**STATED PROBLEM:** Reproduce every one of the following rows word for word, omitting the pictures from your answer.

(Labeled region entries)
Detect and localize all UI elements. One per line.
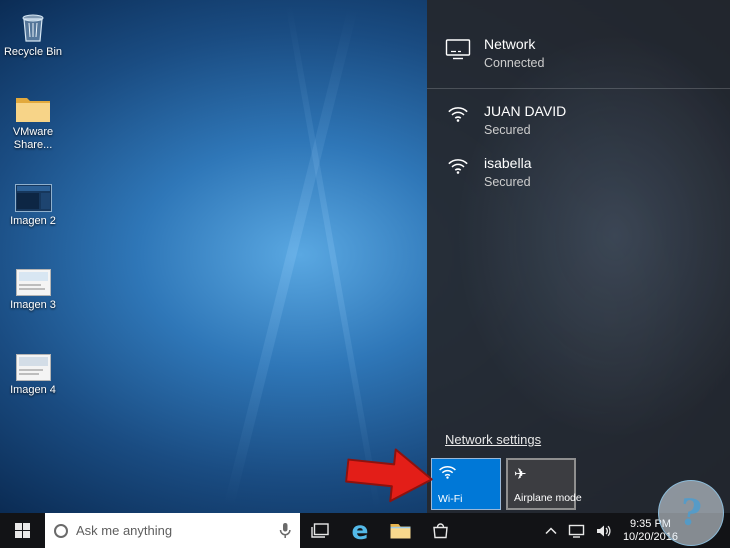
folder-icon [16, 98, 50, 122]
store-icon [432, 523, 448, 539]
desktop-icon-imagen-3[interactable]: Imagen 3 [2, 269, 64, 312]
start-button[interactable] [0, 513, 45, 548]
wifi-tile[interactable]: Wi-Fi [431, 458, 501, 510]
volume-tray-button[interactable] [596, 524, 612, 538]
airplane-tile-label: Airplane mode [514, 492, 582, 504]
wifi-network-item[interactable]: isabella Secured [427, 146, 730, 198]
edge-icon: e [351, 516, 369, 545]
wifi-icon [438, 464, 457, 485]
search-placeholder: Ask me anything [76, 523, 173, 538]
desktop-icon-imagen-4[interactable]: Imagen 4 [2, 354, 64, 397]
desktop-icon-label: VMware Share... [12, 126, 54, 151]
image-thumbnail-icon [15, 354, 51, 381]
network-flyout: Network Connected JUAN DAVID Secured isa… [427, 0, 730, 513]
wifi-tile-label: Wi-Fi [438, 493, 463, 505]
wifi-network-item[interactable]: JUAN DAVID Secured [427, 94, 730, 146]
windows-logo-icon [15, 523, 30, 538]
network-status: Secured [484, 123, 531, 137]
network-name: isabella [484, 155, 532, 171]
desktop-icon-label: Imagen 2 [10, 215, 56, 227]
desktop-icon-recycle-bin[interactable]: Recycle Bin [2, 9, 64, 59]
desktop-icon-label: Imagen 3 [10, 299, 56, 311]
recycle-bin-icon [22, 14, 44, 42]
edge-browser-button[interactable]: e [340, 513, 380, 548]
desktop-icon-label: Recycle Bin [3, 46, 63, 58]
taskbar: Ask me anything e 9:35 PM 10/20/2016 [0, 513, 730, 548]
network-tray-button[interactable] [568, 524, 585, 538]
file-explorer-button[interactable] [380, 513, 420, 548]
microphone-icon[interactable] [279, 522, 291, 539]
network-settings-link[interactable]: Network settings [445, 432, 541, 447]
chevron-up-icon [545, 526, 557, 534]
task-view-button[interactable] [300, 513, 340, 548]
ethernet-icon [445, 36, 471, 60]
tray-expand-button[interactable] [545, 526, 557, 535]
task-view-icon [311, 523, 329, 538]
network-tray-icon [568, 524, 585, 538]
wifi-signal-icon [445, 155, 471, 175]
wallpaper-light-beam [224, 6, 358, 507]
network-status: Connected [484, 56, 545, 70]
search-input[interactable]: Ask me anything [45, 513, 300, 548]
network-status: Secured [484, 175, 531, 189]
image-thumbnail-icon [14, 184, 52, 212]
flyout-divider [427, 88, 730, 89]
desktop-icon-imagen-2[interactable]: Imagen 2 [2, 184, 64, 228]
solvetic-watermark-logo: ? [658, 480, 724, 546]
wifi-signal-icon [445, 103, 471, 123]
network-name: JUAN DAVID [484, 103, 567, 119]
wallpaper-light-beam [285, 3, 381, 510]
airplane-mode-tile[interactable]: ✈ Airplane mode [506, 458, 582, 510]
store-button[interactable] [420, 513, 460, 548]
speaker-icon [596, 525, 611, 536]
cortana-icon [54, 523, 68, 538]
desktop: Recycle Bin VMware Share... Imagen 2 Ima… [0, 0, 730, 548]
desktop-icon-label: Imagen 4 [10, 384, 56, 396]
lightbulb-question-icon: ? [677, 490, 705, 536]
airplane-icon: ✈ [514, 466, 527, 483]
file-explorer-icon [390, 524, 410, 539]
desktop-icon-vmware-share[interactable]: VMware Share... [2, 94, 64, 152]
network-name: Network [484, 36, 536, 52]
red-arrow-annotation [345, 448, 433, 503]
image-thumbnail-icon [15, 269, 51, 296]
connected-network-item[interactable]: Network Connected [427, 27, 730, 79]
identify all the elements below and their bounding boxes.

**EXERCISE RESULT:**
Detect and localize all UI elements. One per line.
folder-icon [16, 98, 50, 122]
store-icon [432, 523, 448, 539]
desktop-icon-imagen-3[interactable]: Imagen 3 [2, 269, 64, 312]
start-button[interactable] [0, 513, 45, 548]
wifi-tile[interactable]: Wi-Fi [431, 458, 501, 510]
volume-tray-button[interactable] [596, 524, 612, 538]
airplane-tile-label: Airplane mode [514, 492, 582, 504]
wifi-network-item[interactable]: isabella Secured [427, 146, 730, 198]
edge-icon: e [351, 516, 369, 545]
wifi-icon [438, 464, 457, 485]
search-placeholder: Ask me anything [76, 523, 173, 538]
desktop-icon-imagen-4[interactable]: Imagen 4 [2, 354, 64, 397]
desktop-icon-label: VMware Share... [12, 126, 54, 151]
image-thumbnail-icon [15, 354, 51, 381]
network-flyout: Network Connected JUAN DAVID Secured isa… [427, 0, 730, 513]
wifi-tile-label: Wi-Fi [438, 493, 463, 505]
wifi-network-item[interactable]: JUAN DAVID Secured [427, 94, 730, 146]
windows-logo-icon [15, 523, 30, 538]
network-status: Secured [484, 123, 531, 137]
network-name: isabella [484, 155, 532, 171]
desktop-icon-label: Imagen 2 [10, 215, 56, 227]
desktop-icon-recycle-bin[interactable]: Recycle Bin [2, 9, 64, 59]
desktop-icon-label: Imagen 3 [10, 299, 56, 311]
recycle-bin-icon [22, 14, 44, 42]
edge-browser-button[interactable]: e [340, 513, 380, 548]
desktop-icon-label: Recycle Bin [3, 46, 63, 58]
taskbar: Ask me anything e 9:35 PM 10/20/2016 [0, 513, 730, 548]
network-tray-button[interactable] [568, 524, 585, 538]
file-explorer-button[interactable] [380, 513, 420, 548]
microphone-icon[interactable] [279, 522, 291, 539]
network-settings-link[interactable]: Network settings [445, 432, 541, 447]
chevron-up-icon [545, 526, 557, 534]
task-view-button[interactable] [300, 513, 340, 548]
ethernet-icon [445, 36, 471, 60]
tray-expand-button[interactable] [545, 526, 557, 535]
task-view-icon [311, 523, 329, 538]
network-tray-icon [568, 524, 585, 538]
wifi-signal-icon [445, 155, 471, 175]
wallpaper-light-beam [224, 6, 358, 507]
network-status: Connected [484, 56, 545, 70]
search-input[interactable]: Ask me anything [45, 513, 300, 548]
network-status: Secured [484, 175, 531, 189]
image-thumbnail-icon [14, 184, 52, 212]
flyout-divider [427, 88, 730, 89]
desktop-icon-imagen-2[interactable]: Imagen 2 [2, 184, 64, 228]
solvetic-watermark-logo: ? [658, 480, 724, 546]
wifi-signal-icon [445, 103, 471, 123]
network-name: JUAN DAVID [484, 103, 567, 119]
wallpaper-light-beam [285, 3, 381, 510]
airplane-mode-tile[interactable]: ✈ Airplane mode [506, 458, 582, 510]
store-button[interactable] [420, 513, 460, 548]
speaker-icon [596, 525, 611, 536]
cortana-icon [54, 523, 68, 538]
desktop: Recycle Bin VMware Share... Imagen 2 Ima… [0, 0, 730, 548]
desktop-icon-label: Imagen 4 [10, 384, 56, 396]
lightbulb-question-icon: ? [677, 490, 705, 536]
airplane-icon: ✈ [514, 466, 527, 483]
file-explorer-icon [390, 524, 410, 539]
desktop-icon-vmware-share[interactable]: VMware Share... [2, 94, 64, 152]
network-name: Network [484, 36, 536, 52]
red-arrow-annotation [345, 448, 433, 503]
image-thumbnail-icon [15, 269, 51, 296]
connected-network-item[interactable]: Network Connected [427, 27, 730, 79]
identify all the elements below and their bounding boxes.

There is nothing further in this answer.